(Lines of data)
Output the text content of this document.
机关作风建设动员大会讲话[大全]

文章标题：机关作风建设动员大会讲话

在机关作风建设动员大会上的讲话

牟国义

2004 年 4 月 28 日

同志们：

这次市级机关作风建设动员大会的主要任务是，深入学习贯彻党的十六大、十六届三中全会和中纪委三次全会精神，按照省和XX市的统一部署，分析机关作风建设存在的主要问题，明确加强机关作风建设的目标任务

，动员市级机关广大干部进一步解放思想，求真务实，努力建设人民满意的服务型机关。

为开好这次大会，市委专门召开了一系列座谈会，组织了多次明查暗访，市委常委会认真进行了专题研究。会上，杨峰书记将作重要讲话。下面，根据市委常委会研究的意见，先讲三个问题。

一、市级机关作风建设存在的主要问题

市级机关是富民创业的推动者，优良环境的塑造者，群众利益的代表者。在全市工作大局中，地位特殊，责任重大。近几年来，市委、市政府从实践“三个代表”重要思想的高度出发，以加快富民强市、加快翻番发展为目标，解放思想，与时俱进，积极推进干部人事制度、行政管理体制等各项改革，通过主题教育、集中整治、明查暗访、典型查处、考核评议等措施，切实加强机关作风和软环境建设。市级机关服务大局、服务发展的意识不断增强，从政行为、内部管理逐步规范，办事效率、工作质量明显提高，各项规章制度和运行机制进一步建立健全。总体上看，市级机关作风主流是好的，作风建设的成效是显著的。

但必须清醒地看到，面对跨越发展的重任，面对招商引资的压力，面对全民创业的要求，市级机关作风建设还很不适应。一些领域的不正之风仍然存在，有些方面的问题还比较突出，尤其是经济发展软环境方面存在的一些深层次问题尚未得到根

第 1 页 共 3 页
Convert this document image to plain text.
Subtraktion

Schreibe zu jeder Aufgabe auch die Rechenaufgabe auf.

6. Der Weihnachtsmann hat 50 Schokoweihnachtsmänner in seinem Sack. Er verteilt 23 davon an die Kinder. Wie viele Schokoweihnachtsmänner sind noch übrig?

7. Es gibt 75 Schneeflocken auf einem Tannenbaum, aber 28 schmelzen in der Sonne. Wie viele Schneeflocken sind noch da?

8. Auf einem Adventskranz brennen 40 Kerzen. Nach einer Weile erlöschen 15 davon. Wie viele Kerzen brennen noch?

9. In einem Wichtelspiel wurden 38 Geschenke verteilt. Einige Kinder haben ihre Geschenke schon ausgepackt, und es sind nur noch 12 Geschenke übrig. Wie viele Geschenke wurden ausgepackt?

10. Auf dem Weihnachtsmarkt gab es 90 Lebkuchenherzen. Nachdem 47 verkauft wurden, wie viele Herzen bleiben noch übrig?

## What this task involves
Set down the entries above again, word for word.

## Written answer
Output the text content of this document.
机关作风建设动员大会讲话[大全]

文章标题：机关作风建设动员大会讲话

在机关作风建设动员大会上的讲话

牟国义

2004 年 4 月 28 日

同志们：

这次市级机关作风建设动员大会的主要任务是，深入学习贯彻党的十六大、十六届三中全会和中纪委三次全会精神，按照省和XX市的统一部署，分析机关作风建设存在的主要问题，明确加强机关作风建设的目标任务

，动员市级机关广大干部进一步解放思想，求真务实，努力建设人民满意的服务型机关。

为开好这次大会，市委专门召开了一系列座谈会，组织了多次明查暗访，市委常委会认真进行了专题研究。会上，杨峰书记将作重要讲话。下面，根据市委常委会研究的意见，先讲三个问题。

一、市级机关作风建设存在的主要问题

市级机关是富民创业的推动者，优良环境的塑造者，群众利益的代表者。在全市工作大局中，地位特殊，责任重大。近几年来，市委、市政府从实践“三个代表”重要思想的高度出发，以加快富民强市、加快翻番发展为目标，解放思想，与时俱进，积极推进干部人事制度、行政管理体制等各项改革，通过主题教育、集中整治、明查暗访、典型查处、考核评议等措施，切实加强机关作风和软环境建设。市级机关服务大局、服务发展的意识不断增强，从政行为、内部管理逐步规范，办事效率、工作质量明显提高，各项规章制度和运行机制进一步建立健全。总体上看，市级机关作风主流是好的，作风建设的成效是显著的。

但必须清醒地看到，面对跨越发展的重任，面对招商引资的压力，面对全民创业的要求，市级机关作风建设还很不适应。一些领域的不正之风仍然存在，有些方面的问题还比较突出，尤其是经济发展软环境方面存在的一些深层次问题尚未得到根

第 1 页 共 3 页
Convert this document image to plain text.
Subtraktion

Schreibe zu jeder Aufgabe auch die Rechenaufgabe auf.

6. Der Weihnachtsmann hat 50 Schokoweihnachtsmänner in seinem Sack. Er verteilt 23 davon an die Kinder. Wie viele Schokoweihnachtsmänner sind noch übrig?

7. Es gibt 75 Schneeflocken auf einem Tannenbaum, aber 28 schmelzen in der Sonne. Wie viele Schneeflocken sind noch da?

8. Auf einem Adventskranz brennen 40 Kerzen. Nach einer Weile erlöschen 15 davon. Wie viele Kerzen brennen noch?

9. In einem Wichtelspiel wurden 38 Geschenke verteilt. Einige Kinder haben ihre Geschenke schon ausgepackt, und es sind nur noch 12 Geschenke übrig. Wie viele Geschenke wurden ausgepackt?

10. Auf dem Weihnachtsmarkt gab es 90 Lebkuchenherzen. Nachdem 47 verkauft wurden, wie viele Herzen bleiben noch übrig?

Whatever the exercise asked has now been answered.